**Work to be completed**
In the entries, find all lines that hold the word "image" and copy them.
--- Start of Supplied data ---
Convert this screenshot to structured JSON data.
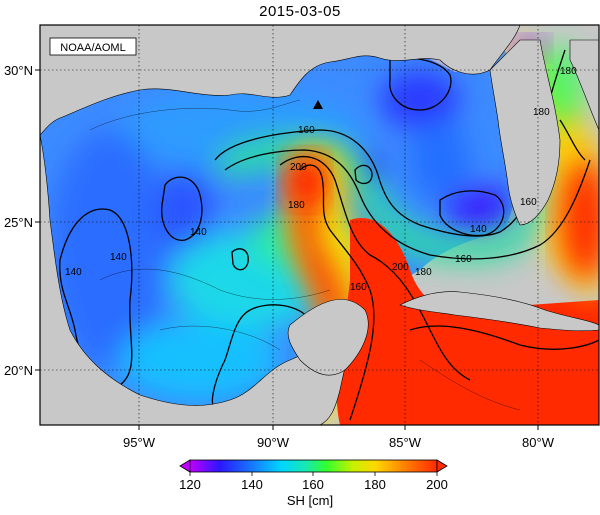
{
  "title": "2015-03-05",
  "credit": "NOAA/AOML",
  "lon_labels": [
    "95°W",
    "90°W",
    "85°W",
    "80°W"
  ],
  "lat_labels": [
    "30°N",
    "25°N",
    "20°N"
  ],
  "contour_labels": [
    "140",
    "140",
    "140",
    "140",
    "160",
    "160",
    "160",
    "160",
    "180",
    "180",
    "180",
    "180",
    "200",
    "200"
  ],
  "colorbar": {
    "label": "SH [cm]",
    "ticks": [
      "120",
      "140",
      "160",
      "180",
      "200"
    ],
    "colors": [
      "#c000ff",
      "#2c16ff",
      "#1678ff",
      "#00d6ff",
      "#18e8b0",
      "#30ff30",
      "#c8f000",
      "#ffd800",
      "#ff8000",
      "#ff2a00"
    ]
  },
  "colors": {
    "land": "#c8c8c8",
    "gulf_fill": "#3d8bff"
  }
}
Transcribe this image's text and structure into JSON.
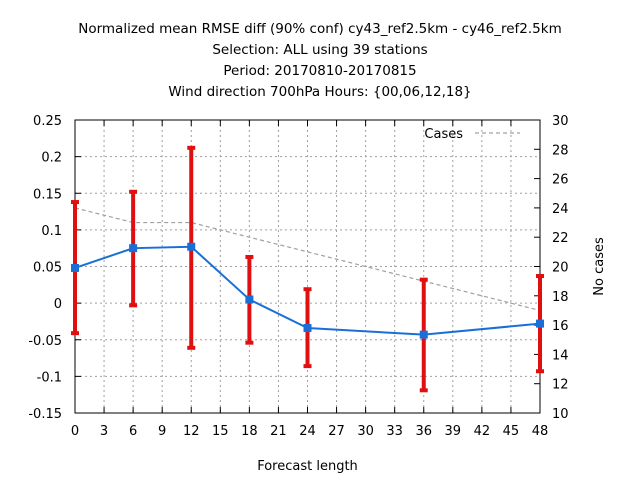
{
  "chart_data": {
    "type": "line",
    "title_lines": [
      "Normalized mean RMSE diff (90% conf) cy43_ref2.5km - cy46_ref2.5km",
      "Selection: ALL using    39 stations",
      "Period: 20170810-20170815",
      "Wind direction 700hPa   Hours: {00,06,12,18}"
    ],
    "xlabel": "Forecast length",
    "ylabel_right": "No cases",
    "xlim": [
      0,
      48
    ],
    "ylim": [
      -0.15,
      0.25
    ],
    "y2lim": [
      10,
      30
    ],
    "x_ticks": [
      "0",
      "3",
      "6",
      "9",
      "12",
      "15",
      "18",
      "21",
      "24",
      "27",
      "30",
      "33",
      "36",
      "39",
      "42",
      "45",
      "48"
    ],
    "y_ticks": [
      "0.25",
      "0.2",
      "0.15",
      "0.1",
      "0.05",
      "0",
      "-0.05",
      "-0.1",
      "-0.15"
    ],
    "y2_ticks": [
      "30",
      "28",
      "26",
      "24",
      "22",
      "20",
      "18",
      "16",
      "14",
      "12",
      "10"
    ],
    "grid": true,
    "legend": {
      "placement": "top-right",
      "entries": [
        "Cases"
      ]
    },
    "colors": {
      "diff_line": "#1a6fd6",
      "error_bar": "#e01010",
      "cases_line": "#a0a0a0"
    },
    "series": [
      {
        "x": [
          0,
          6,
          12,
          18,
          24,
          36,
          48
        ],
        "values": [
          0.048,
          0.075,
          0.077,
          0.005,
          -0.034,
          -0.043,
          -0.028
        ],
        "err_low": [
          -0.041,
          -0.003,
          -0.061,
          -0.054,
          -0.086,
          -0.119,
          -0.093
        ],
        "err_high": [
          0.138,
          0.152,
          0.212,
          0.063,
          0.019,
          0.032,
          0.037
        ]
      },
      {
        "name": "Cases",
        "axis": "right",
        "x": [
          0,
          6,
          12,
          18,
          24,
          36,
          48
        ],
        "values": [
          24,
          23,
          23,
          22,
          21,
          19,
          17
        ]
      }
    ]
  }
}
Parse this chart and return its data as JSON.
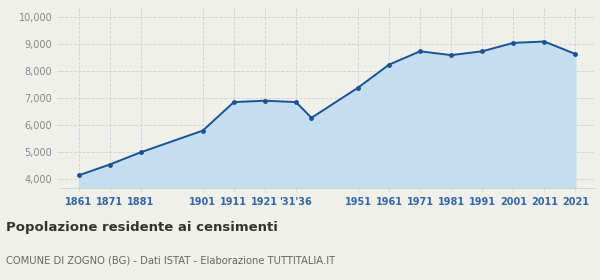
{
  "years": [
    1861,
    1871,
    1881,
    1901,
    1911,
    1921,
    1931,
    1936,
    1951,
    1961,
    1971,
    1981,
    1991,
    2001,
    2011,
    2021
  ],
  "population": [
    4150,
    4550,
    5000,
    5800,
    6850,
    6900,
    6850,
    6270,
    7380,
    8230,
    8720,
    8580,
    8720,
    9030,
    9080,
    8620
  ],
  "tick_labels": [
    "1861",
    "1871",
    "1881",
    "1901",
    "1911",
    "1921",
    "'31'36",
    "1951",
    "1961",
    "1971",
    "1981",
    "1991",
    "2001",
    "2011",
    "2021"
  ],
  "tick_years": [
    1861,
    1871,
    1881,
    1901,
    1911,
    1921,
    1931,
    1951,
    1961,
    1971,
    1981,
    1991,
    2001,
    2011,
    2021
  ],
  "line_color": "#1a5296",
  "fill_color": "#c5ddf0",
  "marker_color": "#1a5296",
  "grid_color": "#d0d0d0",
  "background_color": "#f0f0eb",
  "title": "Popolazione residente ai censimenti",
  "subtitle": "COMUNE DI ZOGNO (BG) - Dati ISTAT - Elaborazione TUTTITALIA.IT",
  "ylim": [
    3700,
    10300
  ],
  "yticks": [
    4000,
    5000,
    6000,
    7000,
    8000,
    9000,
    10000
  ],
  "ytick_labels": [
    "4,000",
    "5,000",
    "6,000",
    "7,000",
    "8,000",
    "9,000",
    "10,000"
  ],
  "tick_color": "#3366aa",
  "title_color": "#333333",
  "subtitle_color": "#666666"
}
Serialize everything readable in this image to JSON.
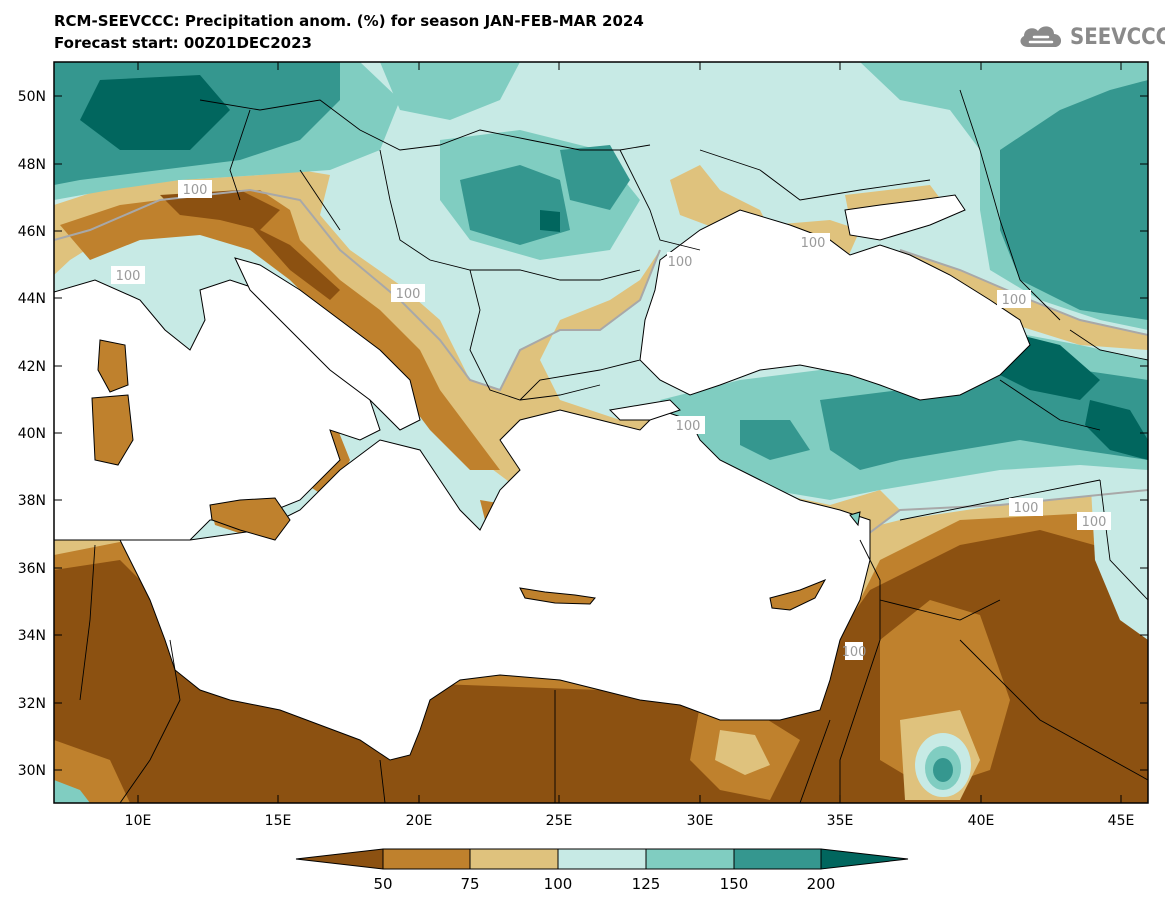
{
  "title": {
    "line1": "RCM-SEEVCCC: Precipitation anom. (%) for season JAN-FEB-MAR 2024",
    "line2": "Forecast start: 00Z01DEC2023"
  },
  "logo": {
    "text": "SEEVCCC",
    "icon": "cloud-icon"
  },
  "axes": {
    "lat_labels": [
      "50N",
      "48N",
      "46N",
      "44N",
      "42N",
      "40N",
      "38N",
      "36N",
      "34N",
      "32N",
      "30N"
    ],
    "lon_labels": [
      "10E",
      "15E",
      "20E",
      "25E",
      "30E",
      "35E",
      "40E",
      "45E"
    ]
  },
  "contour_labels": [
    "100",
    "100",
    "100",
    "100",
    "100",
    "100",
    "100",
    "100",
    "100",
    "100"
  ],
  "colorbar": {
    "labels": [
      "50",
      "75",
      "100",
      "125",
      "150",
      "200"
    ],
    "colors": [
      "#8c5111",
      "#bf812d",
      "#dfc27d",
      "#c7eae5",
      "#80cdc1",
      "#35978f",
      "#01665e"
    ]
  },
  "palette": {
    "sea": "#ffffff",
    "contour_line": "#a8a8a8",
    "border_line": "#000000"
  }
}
--- End of Supplied data ---
**Written response**
Transcribe this image's text and structure into JSON.
Serialize everything readable in this image to JSON.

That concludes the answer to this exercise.